WRITTEN TASK :: Render every line of the data below as a Markdown table with the columns Number and Text, numbering the rows and omitting blank lines.

RECORD LIST ::
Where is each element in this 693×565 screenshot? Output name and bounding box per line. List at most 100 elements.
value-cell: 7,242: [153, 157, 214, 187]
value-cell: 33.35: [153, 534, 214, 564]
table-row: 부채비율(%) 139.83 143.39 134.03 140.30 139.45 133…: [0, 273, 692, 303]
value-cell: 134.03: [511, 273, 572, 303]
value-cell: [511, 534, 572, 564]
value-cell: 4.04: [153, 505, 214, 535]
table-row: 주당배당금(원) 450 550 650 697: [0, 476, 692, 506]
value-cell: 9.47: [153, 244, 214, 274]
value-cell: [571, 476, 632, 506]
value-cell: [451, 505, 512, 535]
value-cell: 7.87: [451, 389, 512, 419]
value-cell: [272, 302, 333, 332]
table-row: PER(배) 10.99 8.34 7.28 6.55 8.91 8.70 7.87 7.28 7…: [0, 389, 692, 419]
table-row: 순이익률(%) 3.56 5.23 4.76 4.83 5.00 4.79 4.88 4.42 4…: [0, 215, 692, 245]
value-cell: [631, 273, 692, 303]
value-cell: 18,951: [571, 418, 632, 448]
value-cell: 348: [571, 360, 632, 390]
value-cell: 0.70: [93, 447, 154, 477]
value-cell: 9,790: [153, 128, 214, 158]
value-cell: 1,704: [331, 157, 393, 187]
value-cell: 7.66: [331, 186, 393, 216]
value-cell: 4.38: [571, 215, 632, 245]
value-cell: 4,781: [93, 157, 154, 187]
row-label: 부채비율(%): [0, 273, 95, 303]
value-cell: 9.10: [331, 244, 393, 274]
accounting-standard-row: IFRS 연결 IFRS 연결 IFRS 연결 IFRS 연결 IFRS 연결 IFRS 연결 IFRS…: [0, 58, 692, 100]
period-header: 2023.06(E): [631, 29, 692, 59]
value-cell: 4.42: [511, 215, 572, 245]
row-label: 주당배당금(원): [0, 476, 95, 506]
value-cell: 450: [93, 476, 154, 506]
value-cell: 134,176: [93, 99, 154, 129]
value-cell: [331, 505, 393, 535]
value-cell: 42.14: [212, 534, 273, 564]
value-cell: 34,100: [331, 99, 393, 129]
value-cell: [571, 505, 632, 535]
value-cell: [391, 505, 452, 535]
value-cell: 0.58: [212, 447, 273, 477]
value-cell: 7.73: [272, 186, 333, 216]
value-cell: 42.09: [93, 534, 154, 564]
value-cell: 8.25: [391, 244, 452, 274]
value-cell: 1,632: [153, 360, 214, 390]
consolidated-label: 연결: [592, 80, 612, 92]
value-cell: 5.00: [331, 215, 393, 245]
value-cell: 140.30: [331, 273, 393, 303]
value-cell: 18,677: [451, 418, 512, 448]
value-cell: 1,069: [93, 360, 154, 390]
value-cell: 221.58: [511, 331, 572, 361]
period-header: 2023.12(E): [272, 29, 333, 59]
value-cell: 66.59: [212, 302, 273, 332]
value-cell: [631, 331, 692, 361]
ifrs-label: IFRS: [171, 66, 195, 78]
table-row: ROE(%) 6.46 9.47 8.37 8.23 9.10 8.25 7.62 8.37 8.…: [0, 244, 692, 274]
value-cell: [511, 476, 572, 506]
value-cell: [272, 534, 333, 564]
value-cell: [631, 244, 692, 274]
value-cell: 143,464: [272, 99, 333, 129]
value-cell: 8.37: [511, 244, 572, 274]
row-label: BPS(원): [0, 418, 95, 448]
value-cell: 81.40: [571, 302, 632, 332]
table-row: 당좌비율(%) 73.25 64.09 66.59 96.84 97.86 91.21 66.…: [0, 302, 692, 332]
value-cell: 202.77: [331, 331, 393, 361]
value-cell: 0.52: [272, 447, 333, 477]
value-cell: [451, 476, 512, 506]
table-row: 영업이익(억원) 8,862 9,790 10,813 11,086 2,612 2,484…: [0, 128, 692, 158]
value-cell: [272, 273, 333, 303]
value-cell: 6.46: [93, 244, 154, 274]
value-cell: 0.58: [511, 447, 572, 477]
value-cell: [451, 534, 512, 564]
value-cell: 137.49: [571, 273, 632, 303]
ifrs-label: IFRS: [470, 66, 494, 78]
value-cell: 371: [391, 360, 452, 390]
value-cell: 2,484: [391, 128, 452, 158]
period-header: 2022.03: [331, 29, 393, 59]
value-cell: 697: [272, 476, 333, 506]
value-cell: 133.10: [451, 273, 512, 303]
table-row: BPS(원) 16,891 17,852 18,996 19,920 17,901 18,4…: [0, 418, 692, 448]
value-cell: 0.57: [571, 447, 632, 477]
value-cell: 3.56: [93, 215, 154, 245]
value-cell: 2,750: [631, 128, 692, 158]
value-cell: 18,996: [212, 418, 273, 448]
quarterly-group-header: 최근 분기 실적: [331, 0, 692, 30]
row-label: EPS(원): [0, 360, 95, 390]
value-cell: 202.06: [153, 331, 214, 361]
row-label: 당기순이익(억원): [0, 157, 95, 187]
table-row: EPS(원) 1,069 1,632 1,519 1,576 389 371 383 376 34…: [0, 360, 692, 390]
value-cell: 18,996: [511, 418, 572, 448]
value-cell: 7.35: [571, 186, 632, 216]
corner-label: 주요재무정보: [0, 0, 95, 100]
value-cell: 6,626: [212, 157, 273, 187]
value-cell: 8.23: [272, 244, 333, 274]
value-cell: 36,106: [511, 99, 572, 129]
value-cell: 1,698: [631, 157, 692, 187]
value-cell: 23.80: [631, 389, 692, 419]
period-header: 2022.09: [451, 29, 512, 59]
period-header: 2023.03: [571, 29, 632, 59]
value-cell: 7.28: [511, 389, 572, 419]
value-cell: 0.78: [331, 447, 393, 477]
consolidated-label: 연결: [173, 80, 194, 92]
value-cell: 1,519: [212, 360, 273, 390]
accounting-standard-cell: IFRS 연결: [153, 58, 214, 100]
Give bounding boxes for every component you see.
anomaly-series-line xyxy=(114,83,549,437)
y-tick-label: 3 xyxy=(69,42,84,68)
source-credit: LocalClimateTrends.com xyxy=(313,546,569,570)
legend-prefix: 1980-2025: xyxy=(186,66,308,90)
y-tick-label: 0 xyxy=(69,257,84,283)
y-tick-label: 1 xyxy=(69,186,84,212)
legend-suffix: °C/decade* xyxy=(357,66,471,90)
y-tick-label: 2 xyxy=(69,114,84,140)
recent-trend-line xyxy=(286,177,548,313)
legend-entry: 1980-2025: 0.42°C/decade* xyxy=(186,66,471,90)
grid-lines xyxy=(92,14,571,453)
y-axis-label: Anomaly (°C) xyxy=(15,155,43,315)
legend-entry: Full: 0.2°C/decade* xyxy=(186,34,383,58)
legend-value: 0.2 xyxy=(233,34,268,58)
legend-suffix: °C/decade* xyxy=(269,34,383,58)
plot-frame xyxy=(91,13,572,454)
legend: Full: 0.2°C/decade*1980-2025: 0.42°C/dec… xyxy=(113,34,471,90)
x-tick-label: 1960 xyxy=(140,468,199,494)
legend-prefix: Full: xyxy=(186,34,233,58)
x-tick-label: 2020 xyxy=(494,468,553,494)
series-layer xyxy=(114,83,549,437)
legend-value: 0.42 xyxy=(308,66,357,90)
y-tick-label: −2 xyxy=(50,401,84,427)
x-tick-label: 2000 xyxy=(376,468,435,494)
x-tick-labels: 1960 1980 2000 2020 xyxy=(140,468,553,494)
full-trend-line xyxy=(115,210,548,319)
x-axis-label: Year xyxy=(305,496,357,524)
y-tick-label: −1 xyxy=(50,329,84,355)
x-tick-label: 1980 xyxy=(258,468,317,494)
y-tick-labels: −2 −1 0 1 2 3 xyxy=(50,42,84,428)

FINISHED ANSWER ::
| Number | Text |
|---|---|
| 1 | Where is each element in this 693×565 screenshot? Output name and bounding box per line. List at most 100 elements. |
| 2 | value-cell: 7,242: [153, 157, 214, 187] |
| 3 | value-cell: 33.35: [153, 534, 214, 564] |
| 4 | table-row: 부채비율(%) 139.83 143.39 134.03 140.30 139.45 133…: [0, 273, 692, 303] |
| 5 | value-cell: 134.03: [511, 273, 572, 303] |
| 6 | value-cell: [511, 534, 572, 564] |
| 7 | value-cell: 4.04: [153, 505, 214, 535] |
| 8 | table-row: 주당배당금(원) 450 550 650 697: [0, 476, 692, 506] |
| 9 | value-cell: 9.47: [153, 244, 214, 274] |
| 10 | value-cell: [571, 476, 632, 506] |
| 11 | value-cell: [451, 505, 512, 535] |
| 12 | value-cell: 7.87: [451, 389, 512, 419] |
| 13 | value-cell: [272, 302, 333, 332] |
| 14 | table-row: PER(배) 10.99 8.34 7.28 6.55 8.91 8.70 7.87 7.28 7…: [0, 389, 692, 419] |
| 15 | table-row: 순이익률(%) 3.56 5.23 4.76 4.83 5.00 4.79 4.88 4.42 4…: [0, 215, 692, 245] |
| 16 | value-cell: [631, 273, 692, 303] |
| 17 | value-cell: 18,951: [571, 418, 632, 448] |
| 18 | value-cell: 348: [571, 360, 632, 390] |
| 19 | value-cell: 0.70: [93, 447, 154, 477] |
| 20 | value-cell: 9,790: [153, 128, 214, 158] |
| 21 | value-cell: 1,704: [331, 157, 393, 187] |
| 22 | value-cell: 7.66: [331, 186, 393, 216] |
| 23 | value-cell: 4.38: [571, 215, 632, 245] |
| 24 | value-cell: 4,781: [93, 157, 154, 187] |
| 25 | row-label: 부채비율(%): [0, 273, 95, 303] |
| 26 | value-cell: 9.10: [331, 244, 393, 274] |
| 27 | accounting-standard-row: IFRS 연결 IFRS 연결 IFRS 연결 IFRS 연결 IFRS 연결 IFRS 연결 IFRS…: [0, 58, 692, 100] |
| 28 | period-header: 2023.06(E): [631, 29, 692, 59] |
| 29 | value-cell: 4.42: [511, 215, 572, 245] |
| 30 | row-label: 주당배당금(원): [0, 476, 95, 506] |
| 31 | value-cell: 450: [93, 476, 154, 506] |
| 32 | value-cell: 134,176: [93, 99, 154, 129] |
| 33 | value-cell: [331, 505, 393, 535] |
| 34 | value-cell: 42.14: [212, 534, 273, 564] |
| 35 | value-cell: 34,100: [331, 99, 393, 129] |
| 36 | value-cell: [571, 505, 632, 535] |
| 37 | value-cell: [391, 505, 452, 535] |
| 38 | value-cell: 0.58: [212, 447, 273, 477] |
| 39 | value-cell: 7.73: [272, 186, 333, 216] |
| 40 | value-cell: 42.09: [93, 534, 154, 564] |
| 41 | value-cell: 8.25: [391, 244, 452, 274] |
| 42 | value-cell: 1,632: [153, 360, 214, 390] |
| 43 | consolidated-label: 연결: [592, 80, 612, 92] |
| 44 | value-cell: 5.00: [331, 215, 393, 245] |
| 45 | value-cell: 140.30: [331, 273, 393, 303] |
| 46 | value-cell: 18,677: [451, 418, 512, 448] |
| 47 | value-cell: 1,069: [93, 360, 154, 390] |
| 48 | value-cell: 221.58: [511, 331, 572, 361] |
| 49 | period-header: 2023.12(E): [272, 29, 333, 59] |
| 50 | value-cell: 66.59: [212, 302, 273, 332] |
| 51 | value-cell: [631, 331, 692, 361] |
| 52 | ifrs-label: IFRS: [171, 66, 195, 78] |
| 53 | table-row: ROE(%) 6.46 9.47 8.37 8.23 9.10 8.25 7.62 8.37 8.…: [0, 244, 692, 274] |
| 54 | value-cell: [511, 476, 572, 506] |
| 55 | value-cell: [272, 534, 333, 564] |
| 56 | value-cell: [631, 244, 692, 274] |
| 57 | value-cell: 143,464: [272, 99, 333, 129] |
| 58 | value-cell: 8.37: [511, 244, 572, 274] |
| 59 | row-label: BPS(원): [0, 418, 95, 448] |
| 60 | value-cell: 81.40: [571, 302, 632, 332] |
| 61 | table-row: 당좌비율(%) 73.25 64.09 66.59 96.84 97.86 91.21 66.…: [0, 302, 692, 332] |
| 62 | value-cell: 202.77: [331, 331, 393, 361] |
| 63 | value-cell: 0.52: [272, 447, 333, 477] |
| 64 | value-cell: [451, 476, 512, 506] |
| 65 | table-row: 영업이익(억원) 8,862 9,790 10,813 11,086 2,612 2,484…: [0, 128, 692, 158] |
| 66 | value-cell: [272, 273, 333, 303] |
| 67 | value-cell: 6.46: [93, 244, 154, 274] |
| 68 | value-cell: 0.58: [511, 447, 572, 477] |
| 69 | value-cell: [451, 534, 512, 564] |
| 70 | value-cell: 137.49: [571, 273, 632, 303] |
| 71 | ifrs-label: IFRS: [470, 66, 494, 78] |
| 72 | value-cell: 371: [391, 360, 452, 390] |
| 73 | value-cell: 2,484: [391, 128, 452, 158] |
| 74 | period-header: 2022.03: [331, 29, 393, 59] |
| 75 | value-cell: 697: [272, 476, 333, 506] |
| 76 | value-cell: 133.10: [451, 273, 512, 303] |
| 77 | table-row: BPS(원) 16,891 17,852 18,996 19,920 17,901 18,4…: [0, 418, 692, 448] |
| 78 | value-cell: 0.57: [571, 447, 632, 477] |
| 79 | value-cell: 3.56: [93, 215, 154, 245] |
| 80 | value-cell: 2,750: [631, 128, 692, 158] |
| 81 | value-cell: 18,996: [212, 418, 273, 448] |
| 82 | quarterly-group-header: 최근 분기 실적: [331, 0, 692, 30] |
| 83 | row-label: EPS(원): [0, 360, 95, 390] |
| 84 | value-cell: 202.06: [153, 331, 214, 361] |
| 85 | row-label: 당기순이익(억원): [0, 157, 95, 187] |
| 86 | table-row: EPS(원) 1,069 1,632 1,519 1,576 389 371 383 376 34…: [0, 360, 692, 390] |
| 87 | value-cell: 18,996: [511, 418, 572, 448] |
| 88 | value-cell: 7.35: [571, 186, 632, 216] |
| 89 | corner-label: 주요재무정보: [0, 0, 95, 100] |
| 90 | value-cell: 6,626: [212, 157, 273, 187] |
| 91 | value-cell: 8.23: [272, 244, 333, 274] |
| 92 | value-cell: 36,106: [511, 99, 572, 129] |
| 93 | value-cell: 1,698: [631, 157, 692, 187] |
| 94 | value-cell: 23.80: [631, 389, 692, 419] |
| 95 | period-header: 2022.09: [451, 29, 512, 59] |
| 96 | period-header: 2023.03: [571, 29, 632, 59] |
| 97 | value-cell: 7.28: [511, 389, 572, 419] |
| 98 | value-cell: 0.78: [331, 447, 393, 477] |
| 99 | consolidated-label: 연결: [173, 80, 194, 92] |
| 100 | value-cell: 1,519: [212, 360, 273, 390] |
| 101 | accounting-standard-cell: IFRS 연결: [153, 58, 214, 100] |
| 102 | Give bounding boxes for every component you see. |
| 103 | anomaly-series-line xyxy=(114,83,549,437) |
| 104 | y-tick-label: 3 xyxy=(69,42,84,68) |
| 105 | source-credit: LocalClimateTrends.com xyxy=(313,546,569,570) |
| 106 | legend-prefix: 1980-2025: xyxy=(186,66,308,90) |
| 107 | y-tick-label: 0 xyxy=(69,257,84,283) |
| 108 | y-tick-label: 1 xyxy=(69,186,84,212) |
| 109 | legend-suffix: °C/decade* xyxy=(357,66,471,90) |
| 110 | y-tick-label: 2 xyxy=(69,114,84,140) |
| 111 | recent-trend-line xyxy=(286,177,548,313) |
| 112 | legend-entry: 1980-2025: 0.42°C/decade* xyxy=(186,66,471,90) |
| 113 | grid-lines xyxy=(92,14,571,453) |
| 114 | y-axis-label: Anomaly (°C) xyxy=(15,155,43,315) |
| 115 | legend-entry: Full: 0.2°C/decade* xyxy=(186,34,383,58) |
| 116 | legend-value: 0.2 xyxy=(233,34,268,58) |
| 117 | legend-suffix: °C/decade* xyxy=(269,34,383,58) |
| 118 | plot-frame xyxy=(91,13,572,454) |
| 119 | legend: Full: 0.2°C/decade*1980-2025: 0.42°C/dec… xyxy=(113,34,471,90) |
| 120 | x-tick-label: 1960 xyxy=(140,468,199,494) |
| 121 | legend-prefix: Full: xyxy=(186,34,233,58) |
| 122 | x-tick-label: 2020 xyxy=(494,468,553,494) |
| 123 | series-layer xyxy=(114,83,549,437) |
| 124 | legend-value: 0.42 xyxy=(308,66,357,90) |
| 125 | y-tick-label: −2 xyxy=(50,401,84,427) |
| 126 | x-tick-label: 2000 xyxy=(376,468,435,494) |
| 127 | x-tick-labels: 1960 1980 2000 2020 xyxy=(140,468,553,494) |
| 128 | full-trend-line xyxy=(115,210,548,319) |
| 129 | x-axis-label: Year xyxy=(305,496,357,524) |
| 130 | y-tick-label: −1 xyxy=(50,329,84,355) |
| 131 | x-tick-label: 1980 xyxy=(258,468,317,494) |
| 132 | y-tick-labels: −2 −1 0 1 2 3 xyxy=(50,42,84,428) |